====== Records for this task ======

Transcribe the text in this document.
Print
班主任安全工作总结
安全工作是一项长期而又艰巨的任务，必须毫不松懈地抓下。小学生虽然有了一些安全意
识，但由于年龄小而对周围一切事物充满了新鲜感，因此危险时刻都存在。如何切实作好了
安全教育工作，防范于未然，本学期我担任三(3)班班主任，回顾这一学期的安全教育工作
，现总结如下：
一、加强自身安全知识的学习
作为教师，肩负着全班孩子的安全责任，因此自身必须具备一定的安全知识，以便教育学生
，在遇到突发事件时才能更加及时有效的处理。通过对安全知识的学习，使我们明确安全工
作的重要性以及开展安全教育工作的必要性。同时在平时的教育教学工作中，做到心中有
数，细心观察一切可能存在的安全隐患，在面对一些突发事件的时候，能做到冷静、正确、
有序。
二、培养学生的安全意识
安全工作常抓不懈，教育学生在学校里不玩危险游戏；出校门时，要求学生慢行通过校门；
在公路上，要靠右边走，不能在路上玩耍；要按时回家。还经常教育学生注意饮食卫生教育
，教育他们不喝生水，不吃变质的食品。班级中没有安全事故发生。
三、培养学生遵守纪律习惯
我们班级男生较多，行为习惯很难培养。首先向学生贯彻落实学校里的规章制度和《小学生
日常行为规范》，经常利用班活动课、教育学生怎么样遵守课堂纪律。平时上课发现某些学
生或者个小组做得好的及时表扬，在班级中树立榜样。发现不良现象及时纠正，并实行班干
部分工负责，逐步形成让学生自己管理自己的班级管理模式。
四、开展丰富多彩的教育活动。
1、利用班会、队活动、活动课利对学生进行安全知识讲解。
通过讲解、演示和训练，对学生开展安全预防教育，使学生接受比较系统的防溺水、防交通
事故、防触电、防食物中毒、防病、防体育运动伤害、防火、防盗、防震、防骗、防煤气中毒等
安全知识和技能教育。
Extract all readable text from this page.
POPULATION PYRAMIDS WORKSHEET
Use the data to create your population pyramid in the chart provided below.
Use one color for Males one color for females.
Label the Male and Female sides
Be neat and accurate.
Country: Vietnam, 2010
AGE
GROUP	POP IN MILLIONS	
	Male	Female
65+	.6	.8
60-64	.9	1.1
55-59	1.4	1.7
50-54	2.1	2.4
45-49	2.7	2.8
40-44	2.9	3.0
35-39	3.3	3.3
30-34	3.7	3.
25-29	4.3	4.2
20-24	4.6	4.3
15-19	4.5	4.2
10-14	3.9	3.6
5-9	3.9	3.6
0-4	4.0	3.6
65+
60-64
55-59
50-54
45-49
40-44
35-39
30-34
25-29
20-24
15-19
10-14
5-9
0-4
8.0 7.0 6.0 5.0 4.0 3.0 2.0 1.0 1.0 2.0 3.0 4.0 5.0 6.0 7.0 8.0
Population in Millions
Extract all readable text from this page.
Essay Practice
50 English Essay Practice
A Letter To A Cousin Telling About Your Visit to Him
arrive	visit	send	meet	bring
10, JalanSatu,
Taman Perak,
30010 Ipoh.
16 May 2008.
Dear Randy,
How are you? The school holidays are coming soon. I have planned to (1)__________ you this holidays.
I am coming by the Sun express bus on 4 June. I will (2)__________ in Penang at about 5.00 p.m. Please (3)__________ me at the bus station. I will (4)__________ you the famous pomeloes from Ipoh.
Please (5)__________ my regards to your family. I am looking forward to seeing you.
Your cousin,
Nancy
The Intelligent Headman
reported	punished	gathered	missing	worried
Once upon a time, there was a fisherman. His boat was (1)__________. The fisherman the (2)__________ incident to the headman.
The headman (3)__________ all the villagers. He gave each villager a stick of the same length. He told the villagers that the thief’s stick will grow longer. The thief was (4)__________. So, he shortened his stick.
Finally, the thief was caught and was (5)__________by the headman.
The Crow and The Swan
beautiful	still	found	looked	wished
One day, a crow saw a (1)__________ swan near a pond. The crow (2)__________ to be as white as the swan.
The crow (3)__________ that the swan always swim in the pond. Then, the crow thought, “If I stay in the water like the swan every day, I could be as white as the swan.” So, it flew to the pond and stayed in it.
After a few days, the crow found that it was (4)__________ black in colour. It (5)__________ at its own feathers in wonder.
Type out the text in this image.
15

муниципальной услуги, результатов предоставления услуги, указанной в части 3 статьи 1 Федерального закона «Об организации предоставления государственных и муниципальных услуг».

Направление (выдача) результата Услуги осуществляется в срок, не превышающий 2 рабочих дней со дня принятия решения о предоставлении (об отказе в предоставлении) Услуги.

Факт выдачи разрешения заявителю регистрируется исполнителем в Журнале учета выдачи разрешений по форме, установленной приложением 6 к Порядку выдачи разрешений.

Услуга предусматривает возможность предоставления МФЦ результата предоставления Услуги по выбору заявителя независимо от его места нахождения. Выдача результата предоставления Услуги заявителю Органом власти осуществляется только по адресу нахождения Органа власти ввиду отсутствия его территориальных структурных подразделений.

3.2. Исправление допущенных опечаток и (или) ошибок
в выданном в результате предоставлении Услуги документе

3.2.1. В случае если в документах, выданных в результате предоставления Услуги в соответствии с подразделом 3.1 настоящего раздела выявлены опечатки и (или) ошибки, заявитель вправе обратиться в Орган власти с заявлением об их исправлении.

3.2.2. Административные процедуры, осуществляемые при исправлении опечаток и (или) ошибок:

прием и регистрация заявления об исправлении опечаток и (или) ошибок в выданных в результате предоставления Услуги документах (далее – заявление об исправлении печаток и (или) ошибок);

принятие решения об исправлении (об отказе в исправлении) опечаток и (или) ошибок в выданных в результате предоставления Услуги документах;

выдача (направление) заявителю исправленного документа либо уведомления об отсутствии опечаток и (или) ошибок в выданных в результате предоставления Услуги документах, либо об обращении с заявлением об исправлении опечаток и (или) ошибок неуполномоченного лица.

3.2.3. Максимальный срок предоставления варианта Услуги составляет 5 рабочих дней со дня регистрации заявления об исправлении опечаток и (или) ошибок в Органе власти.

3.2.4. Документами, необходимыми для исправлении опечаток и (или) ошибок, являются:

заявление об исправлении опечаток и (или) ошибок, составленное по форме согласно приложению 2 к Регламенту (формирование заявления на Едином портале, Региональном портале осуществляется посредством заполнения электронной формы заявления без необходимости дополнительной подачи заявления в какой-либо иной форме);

======

__What is expected__. Pull out every line above that holds the word "Essay".

__Correct answer__.
Essay Practice
50 English Essay Practice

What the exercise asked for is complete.